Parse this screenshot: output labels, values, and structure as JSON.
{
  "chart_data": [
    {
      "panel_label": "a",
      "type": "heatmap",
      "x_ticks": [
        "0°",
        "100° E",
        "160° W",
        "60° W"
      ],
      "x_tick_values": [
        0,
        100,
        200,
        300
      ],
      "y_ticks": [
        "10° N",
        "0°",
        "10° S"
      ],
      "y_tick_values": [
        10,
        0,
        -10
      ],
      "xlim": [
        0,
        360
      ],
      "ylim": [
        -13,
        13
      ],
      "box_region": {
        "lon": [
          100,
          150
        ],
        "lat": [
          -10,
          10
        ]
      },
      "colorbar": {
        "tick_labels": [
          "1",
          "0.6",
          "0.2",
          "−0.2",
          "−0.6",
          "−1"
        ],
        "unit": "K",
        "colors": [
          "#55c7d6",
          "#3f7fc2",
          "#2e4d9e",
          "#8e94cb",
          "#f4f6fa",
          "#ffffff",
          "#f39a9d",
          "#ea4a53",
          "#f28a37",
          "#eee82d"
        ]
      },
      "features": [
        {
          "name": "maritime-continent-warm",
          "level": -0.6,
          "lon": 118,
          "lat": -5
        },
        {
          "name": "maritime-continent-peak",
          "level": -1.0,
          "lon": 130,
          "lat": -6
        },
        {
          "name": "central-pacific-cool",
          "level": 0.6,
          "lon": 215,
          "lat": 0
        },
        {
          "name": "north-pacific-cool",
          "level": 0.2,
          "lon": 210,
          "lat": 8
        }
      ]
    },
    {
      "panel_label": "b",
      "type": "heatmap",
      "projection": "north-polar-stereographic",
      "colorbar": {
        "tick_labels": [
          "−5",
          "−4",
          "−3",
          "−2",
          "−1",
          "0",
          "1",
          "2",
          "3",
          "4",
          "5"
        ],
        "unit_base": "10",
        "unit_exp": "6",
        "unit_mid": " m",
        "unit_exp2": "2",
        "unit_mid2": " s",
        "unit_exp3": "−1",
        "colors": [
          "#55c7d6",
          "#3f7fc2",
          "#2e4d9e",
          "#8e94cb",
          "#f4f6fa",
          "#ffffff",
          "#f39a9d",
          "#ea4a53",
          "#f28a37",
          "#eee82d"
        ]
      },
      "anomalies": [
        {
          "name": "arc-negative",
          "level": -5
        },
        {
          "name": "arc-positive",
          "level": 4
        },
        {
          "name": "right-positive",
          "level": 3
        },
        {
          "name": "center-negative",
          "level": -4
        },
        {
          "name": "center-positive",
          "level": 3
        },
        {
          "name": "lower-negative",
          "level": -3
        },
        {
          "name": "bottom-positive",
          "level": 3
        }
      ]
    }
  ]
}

> **The task**
Write out the entire listing exactly.

> **Finished task**
Parse this screenshot: output labels, values, and structure as JSON.
{
  "chart_data": [
    {
      "panel_label": "a",
      "type": "heatmap",
      "x_ticks": [
        "0°",
        "100° E",
        "160° W",
        "60° W"
      ],
      "x_tick_values": [
        0,
        100,
        200,
        300
      ],
      "y_ticks": [
        "10° N",
        "0°",
        "10° S"
      ],
      "y_tick_values": [
        10,
        0,
        -10
      ],
      "xlim": [
        0,
        360
      ],
      "ylim": [
        -13,
        13
      ],
      "box_region": {
        "lon": [
          100,
          150
        ],
        "lat": [
          -10,
          10
        ]
      },
      "colorbar": {
        "tick_labels": [
          "1",
          "0.6",
          "0.2",
          "−0.2",
          "−0.6",
          "−1"
        ],
        "unit": "K",
        "colors": [
          "#55c7d6",
          "#3f7fc2",
          "#2e4d9e",
          "#8e94cb",
          "#f4f6fa",
          "#ffffff",
          "#f39a9d",
          "#ea4a53",
          "#f28a37",
          "#eee82d"
        ]
      },
      "features": [
        {
          "name": "maritime-continent-warm",
          "level": -0.6,
          "lon": 118,
          "lat": -5
        },
        {
          "name": "maritime-continent-peak",
          "level": -1.0,
          "lon": 130,
          "lat": -6
        },
        {
          "name": "central-pacific-cool",
          "level": 0.6,
          "lon": 215,
          "lat": 0
        },
        {
          "name": "north-pacific-cool",
          "level": 0.2,
          "lon": 210,
          "lat": 8
        }
      ]
    },
    {
      "panel_label": "b",
      "type": "heatmap",
      "projection": "north-polar-stereographic",
      "colorbar": {
        "tick_labels": [
          "−5",
          "−4",
          "−3",
          "−2",
          "−1",
          "0",
          "1",
          "2",
          "3",
          "4",
          "5"
        ],
        "unit_base": "10",
        "unit_exp": "6",
        "unit_mid": " m",
        "unit_exp2": "2",
        "unit_mid2": " s",
        "unit_exp3": "−1",
        "colors": [
          "#55c7d6",
          "#3f7fc2",
          "#2e4d9e",
          "#8e94cb",
          "#f4f6fa",
          "#ffffff",
          "#f39a9d",
          "#ea4a53",
          "#f28a37",
          "#eee82d"
        ]
      },
      "anomalies": [
        {
          "name": "arc-negative",
          "level": -5
        },
        {
          "name": "arc-positive",
          "level": 4
        },
        {
          "name": "right-positive",
          "level": 3
        },
        {
          "name": "center-negative",
          "level": -4
        },
        {
          "name": "center-positive",
          "level": 3
        },
        {
          "name": "lower-negative",
          "level": -3
        },
        {
          "name": "bottom-positive",
          "level": 3
        }
      ]
    }
  ]
}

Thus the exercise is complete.